:: RECORDS PROVIDED ::
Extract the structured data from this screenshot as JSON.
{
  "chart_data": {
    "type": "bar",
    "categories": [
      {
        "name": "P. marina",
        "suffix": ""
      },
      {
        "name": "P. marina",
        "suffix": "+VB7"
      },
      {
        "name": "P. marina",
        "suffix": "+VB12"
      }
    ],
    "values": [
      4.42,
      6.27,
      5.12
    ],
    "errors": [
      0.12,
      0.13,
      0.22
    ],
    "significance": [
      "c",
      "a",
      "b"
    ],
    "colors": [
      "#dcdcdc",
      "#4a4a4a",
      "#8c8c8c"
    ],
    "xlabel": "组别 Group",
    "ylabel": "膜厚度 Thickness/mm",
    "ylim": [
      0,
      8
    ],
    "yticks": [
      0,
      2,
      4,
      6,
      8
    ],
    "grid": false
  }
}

--

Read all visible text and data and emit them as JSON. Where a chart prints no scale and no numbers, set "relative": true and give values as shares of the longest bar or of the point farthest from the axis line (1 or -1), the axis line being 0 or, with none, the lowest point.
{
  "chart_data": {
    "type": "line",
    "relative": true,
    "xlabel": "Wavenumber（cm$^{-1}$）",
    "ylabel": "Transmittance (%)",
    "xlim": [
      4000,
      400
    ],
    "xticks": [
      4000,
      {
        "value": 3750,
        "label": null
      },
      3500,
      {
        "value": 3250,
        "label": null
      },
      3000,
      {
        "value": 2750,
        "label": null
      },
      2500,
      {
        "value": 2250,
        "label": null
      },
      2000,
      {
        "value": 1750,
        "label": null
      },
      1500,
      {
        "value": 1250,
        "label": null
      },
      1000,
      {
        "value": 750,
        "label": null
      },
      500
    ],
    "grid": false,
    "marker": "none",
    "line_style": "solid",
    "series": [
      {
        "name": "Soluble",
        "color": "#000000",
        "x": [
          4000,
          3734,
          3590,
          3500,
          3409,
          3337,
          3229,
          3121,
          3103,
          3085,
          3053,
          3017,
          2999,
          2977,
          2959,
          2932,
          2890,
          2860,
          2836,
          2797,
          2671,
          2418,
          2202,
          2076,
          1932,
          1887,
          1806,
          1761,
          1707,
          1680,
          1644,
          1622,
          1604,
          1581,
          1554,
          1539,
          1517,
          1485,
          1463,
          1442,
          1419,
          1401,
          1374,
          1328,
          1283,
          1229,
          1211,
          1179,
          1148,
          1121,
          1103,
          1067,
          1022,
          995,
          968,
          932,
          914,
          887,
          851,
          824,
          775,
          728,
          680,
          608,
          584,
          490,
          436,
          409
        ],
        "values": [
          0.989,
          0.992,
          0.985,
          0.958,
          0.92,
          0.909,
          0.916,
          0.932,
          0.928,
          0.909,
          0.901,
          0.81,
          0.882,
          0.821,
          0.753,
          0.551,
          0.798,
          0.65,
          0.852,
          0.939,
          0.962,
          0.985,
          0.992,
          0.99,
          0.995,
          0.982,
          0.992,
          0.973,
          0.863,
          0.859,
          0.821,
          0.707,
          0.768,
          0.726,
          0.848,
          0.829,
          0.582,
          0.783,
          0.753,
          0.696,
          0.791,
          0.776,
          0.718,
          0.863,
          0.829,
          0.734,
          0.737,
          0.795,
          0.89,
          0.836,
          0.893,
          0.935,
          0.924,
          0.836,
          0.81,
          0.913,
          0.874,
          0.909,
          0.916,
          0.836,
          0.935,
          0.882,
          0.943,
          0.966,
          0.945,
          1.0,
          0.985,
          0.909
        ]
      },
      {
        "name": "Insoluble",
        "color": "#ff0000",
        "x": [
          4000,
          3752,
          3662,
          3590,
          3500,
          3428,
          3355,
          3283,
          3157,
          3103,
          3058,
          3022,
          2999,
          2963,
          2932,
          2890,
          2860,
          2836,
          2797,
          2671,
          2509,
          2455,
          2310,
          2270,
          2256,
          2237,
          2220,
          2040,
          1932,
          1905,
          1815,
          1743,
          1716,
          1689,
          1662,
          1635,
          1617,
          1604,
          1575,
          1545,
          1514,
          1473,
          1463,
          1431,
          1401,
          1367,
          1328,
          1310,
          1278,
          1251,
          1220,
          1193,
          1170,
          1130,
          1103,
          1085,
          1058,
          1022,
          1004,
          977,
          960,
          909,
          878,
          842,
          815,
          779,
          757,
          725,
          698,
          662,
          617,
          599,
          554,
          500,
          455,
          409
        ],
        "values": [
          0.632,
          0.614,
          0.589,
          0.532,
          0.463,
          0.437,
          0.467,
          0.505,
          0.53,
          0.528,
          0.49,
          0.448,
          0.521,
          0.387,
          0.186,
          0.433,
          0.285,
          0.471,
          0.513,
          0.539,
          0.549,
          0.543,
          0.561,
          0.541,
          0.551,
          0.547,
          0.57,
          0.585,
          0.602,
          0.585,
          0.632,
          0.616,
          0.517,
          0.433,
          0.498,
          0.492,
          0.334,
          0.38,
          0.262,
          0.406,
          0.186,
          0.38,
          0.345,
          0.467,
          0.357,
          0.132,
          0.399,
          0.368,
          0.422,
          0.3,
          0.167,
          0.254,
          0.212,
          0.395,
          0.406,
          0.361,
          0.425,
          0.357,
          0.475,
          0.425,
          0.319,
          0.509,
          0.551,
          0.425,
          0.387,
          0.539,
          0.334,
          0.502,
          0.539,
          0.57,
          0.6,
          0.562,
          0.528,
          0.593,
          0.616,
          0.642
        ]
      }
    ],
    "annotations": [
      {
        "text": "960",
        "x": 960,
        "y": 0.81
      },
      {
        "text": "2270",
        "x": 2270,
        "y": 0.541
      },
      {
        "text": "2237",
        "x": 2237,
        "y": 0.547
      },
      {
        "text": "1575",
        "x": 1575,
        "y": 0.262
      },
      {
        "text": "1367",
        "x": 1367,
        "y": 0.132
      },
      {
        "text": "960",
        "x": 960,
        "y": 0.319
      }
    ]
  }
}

:: TASK INSTRUCTIONS ::
Filter lines by "JSON" and return each hit.

:: EXERCISE RESPONSE ::
Extract the structured data from this screenshot as JSON.
Read all visible text and data and emit them as JSON. Where a chart prints no scale and no numbers, set "relative": true and give values as shares of the longest bar or of the point farthest from the axis line (1 or -1), the axis line being 0 or, with none, the lowest point.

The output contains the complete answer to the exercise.